**Exercise prompt**
Extract every line of the material that holds the string "breast".

**Supplied material**

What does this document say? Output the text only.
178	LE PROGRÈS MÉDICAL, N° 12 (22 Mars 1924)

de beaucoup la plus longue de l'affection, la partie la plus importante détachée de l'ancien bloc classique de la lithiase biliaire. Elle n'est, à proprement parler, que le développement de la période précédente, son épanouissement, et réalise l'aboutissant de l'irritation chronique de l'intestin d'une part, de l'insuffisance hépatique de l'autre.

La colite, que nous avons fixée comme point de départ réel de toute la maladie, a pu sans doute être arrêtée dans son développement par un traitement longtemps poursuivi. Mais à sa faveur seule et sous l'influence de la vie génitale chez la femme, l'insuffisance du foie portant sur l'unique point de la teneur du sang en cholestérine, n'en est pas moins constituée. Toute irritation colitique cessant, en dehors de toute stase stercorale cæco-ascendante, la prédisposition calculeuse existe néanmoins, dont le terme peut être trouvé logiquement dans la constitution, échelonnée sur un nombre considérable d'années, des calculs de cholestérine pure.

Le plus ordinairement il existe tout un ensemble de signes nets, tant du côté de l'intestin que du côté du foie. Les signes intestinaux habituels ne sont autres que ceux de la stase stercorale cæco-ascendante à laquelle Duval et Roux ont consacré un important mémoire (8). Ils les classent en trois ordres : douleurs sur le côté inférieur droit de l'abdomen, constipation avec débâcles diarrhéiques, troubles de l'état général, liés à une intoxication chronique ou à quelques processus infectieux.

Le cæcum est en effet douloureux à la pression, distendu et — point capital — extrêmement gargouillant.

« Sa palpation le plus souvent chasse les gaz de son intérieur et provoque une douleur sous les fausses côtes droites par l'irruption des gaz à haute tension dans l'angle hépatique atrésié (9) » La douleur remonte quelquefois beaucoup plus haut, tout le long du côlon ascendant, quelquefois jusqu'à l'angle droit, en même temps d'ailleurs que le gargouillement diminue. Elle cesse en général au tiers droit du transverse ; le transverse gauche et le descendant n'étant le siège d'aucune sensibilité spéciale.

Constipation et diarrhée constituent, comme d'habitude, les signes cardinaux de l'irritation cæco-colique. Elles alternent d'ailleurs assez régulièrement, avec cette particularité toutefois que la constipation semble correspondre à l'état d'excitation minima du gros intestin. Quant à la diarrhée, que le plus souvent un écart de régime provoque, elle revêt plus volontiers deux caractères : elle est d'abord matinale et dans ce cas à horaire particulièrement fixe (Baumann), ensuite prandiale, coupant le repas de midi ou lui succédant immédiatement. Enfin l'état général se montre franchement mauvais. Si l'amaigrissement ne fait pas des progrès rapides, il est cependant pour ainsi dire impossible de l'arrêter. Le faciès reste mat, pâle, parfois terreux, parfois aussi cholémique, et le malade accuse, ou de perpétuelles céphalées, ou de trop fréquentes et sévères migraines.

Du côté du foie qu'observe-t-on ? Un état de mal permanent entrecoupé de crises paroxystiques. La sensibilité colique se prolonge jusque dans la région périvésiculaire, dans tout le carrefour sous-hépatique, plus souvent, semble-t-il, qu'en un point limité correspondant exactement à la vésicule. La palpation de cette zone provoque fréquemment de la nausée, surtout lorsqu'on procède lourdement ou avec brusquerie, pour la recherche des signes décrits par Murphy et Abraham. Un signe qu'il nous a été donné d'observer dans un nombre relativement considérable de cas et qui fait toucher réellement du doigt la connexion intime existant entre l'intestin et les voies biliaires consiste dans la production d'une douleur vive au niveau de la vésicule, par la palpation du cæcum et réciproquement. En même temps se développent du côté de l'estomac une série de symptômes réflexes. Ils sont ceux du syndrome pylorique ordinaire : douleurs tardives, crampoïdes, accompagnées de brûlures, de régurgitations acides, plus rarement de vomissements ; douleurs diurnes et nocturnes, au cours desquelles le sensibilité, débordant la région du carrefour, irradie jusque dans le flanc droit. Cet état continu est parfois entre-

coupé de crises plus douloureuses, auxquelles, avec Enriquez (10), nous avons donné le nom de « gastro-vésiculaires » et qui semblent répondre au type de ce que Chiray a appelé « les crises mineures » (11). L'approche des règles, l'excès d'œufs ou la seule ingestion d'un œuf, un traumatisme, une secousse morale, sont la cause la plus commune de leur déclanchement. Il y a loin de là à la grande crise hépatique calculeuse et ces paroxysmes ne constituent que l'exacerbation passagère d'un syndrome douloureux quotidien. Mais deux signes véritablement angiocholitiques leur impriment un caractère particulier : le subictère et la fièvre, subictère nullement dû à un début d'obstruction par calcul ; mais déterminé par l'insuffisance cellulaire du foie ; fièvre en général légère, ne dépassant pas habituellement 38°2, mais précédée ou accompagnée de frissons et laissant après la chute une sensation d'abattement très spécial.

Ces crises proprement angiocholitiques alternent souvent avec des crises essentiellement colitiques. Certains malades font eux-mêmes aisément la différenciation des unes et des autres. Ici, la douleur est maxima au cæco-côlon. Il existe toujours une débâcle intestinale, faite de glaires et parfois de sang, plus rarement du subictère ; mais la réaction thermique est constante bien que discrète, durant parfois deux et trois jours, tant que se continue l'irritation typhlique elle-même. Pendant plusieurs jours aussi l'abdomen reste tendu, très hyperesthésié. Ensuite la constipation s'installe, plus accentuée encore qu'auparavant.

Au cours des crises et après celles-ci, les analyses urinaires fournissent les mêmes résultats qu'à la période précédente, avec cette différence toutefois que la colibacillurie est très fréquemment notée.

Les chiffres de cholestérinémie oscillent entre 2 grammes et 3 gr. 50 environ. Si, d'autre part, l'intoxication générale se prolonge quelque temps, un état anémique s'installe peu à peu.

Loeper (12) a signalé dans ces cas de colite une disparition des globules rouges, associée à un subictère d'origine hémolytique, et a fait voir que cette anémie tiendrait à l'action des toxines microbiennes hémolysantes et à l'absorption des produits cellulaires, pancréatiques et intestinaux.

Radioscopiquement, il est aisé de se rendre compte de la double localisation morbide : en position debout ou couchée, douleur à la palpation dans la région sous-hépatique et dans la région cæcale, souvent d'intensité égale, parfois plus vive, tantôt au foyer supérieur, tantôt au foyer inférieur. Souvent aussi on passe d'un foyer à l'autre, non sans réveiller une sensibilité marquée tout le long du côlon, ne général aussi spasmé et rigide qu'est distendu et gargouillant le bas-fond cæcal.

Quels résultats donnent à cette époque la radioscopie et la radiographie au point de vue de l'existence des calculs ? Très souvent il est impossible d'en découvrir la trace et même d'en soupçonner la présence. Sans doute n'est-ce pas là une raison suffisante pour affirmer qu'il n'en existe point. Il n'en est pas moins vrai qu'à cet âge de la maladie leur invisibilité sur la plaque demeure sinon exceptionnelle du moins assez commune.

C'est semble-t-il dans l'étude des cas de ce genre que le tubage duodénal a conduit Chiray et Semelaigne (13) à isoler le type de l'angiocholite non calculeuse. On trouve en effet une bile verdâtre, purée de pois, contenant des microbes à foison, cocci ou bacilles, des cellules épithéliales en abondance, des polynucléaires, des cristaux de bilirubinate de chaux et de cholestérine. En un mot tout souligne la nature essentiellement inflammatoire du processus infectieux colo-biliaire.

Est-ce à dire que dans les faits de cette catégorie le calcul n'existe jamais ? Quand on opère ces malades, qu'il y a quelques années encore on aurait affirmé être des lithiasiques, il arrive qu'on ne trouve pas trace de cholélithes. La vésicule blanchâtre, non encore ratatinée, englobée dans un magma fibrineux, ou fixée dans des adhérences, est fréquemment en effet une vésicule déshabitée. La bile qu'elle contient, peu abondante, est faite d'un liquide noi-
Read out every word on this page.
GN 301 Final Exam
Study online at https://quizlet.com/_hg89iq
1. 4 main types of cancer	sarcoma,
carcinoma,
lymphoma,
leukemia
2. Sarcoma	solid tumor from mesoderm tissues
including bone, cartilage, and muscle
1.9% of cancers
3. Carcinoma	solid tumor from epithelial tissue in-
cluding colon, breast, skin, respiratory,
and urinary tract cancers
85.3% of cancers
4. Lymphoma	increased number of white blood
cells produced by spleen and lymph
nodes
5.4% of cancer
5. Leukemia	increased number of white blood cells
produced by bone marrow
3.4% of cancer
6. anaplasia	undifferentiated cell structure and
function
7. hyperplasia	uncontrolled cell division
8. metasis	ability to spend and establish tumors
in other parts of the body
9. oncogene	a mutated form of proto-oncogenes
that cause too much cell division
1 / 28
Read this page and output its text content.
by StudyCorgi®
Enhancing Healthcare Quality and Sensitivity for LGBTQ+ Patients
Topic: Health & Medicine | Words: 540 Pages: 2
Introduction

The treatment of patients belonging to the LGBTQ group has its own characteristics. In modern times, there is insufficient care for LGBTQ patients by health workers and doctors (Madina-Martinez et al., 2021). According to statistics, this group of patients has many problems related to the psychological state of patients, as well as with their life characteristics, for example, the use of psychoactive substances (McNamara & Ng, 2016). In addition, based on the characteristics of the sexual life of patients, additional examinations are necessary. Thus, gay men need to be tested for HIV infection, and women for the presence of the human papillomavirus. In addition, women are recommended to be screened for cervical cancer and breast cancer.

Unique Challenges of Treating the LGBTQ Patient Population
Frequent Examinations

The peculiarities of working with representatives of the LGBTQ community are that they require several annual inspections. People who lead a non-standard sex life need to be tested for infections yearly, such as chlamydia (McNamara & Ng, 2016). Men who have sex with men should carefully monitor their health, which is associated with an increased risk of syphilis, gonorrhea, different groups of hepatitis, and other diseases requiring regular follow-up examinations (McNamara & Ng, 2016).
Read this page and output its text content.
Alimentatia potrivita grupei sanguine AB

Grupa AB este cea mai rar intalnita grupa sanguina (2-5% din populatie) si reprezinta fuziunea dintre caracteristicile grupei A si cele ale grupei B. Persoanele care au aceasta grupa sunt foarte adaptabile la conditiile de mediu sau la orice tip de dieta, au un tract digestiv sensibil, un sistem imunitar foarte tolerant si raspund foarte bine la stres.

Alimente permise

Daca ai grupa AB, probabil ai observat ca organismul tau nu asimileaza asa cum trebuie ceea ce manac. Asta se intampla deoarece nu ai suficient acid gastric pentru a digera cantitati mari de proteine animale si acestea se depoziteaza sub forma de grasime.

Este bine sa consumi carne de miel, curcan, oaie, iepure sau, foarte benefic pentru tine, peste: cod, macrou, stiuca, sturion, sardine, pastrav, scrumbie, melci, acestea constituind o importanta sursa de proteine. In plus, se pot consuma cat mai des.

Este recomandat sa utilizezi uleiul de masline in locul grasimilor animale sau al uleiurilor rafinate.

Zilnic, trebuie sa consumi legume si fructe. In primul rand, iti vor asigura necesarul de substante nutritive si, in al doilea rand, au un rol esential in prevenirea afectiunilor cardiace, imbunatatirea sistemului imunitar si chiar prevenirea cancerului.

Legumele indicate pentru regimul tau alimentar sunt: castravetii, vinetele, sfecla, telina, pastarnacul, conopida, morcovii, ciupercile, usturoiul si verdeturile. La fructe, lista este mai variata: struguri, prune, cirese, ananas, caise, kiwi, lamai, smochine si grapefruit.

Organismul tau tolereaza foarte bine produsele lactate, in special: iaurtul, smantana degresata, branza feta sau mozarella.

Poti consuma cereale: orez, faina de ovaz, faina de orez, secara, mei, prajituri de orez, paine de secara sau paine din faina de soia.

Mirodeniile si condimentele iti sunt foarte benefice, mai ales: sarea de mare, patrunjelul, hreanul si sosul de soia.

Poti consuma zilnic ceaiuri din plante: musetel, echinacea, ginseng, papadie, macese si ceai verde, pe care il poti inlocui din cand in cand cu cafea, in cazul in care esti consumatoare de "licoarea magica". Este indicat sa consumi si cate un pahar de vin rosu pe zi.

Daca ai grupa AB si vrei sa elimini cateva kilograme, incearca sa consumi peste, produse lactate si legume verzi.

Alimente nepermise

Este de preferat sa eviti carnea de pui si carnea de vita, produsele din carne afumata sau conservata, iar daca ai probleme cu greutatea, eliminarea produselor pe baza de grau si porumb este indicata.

**Final answer**
cluding colon, breast, skin, respiratory,
The treatment of patients belonging to the LGBTQ group has its own characteristics. In modern times, there is insufficient care for LGBTQ patients by health workers and doctors (Madina-Martinez et al., 2021). According to statistics, this group of patients has many problems related to the psychological state of patients, as well as with their life characteristics, for example, the use of psychoactive substances (McNamara & Ng, 2016). In addition, based on the characteristics of the sexual life of patients, additional examinations are necessary. Thus, gay men need to be tested for HIV infection, and women for the presence of the human papillomavirus. In addition, women are recommended to be screened for cervical cancer and breast cancer.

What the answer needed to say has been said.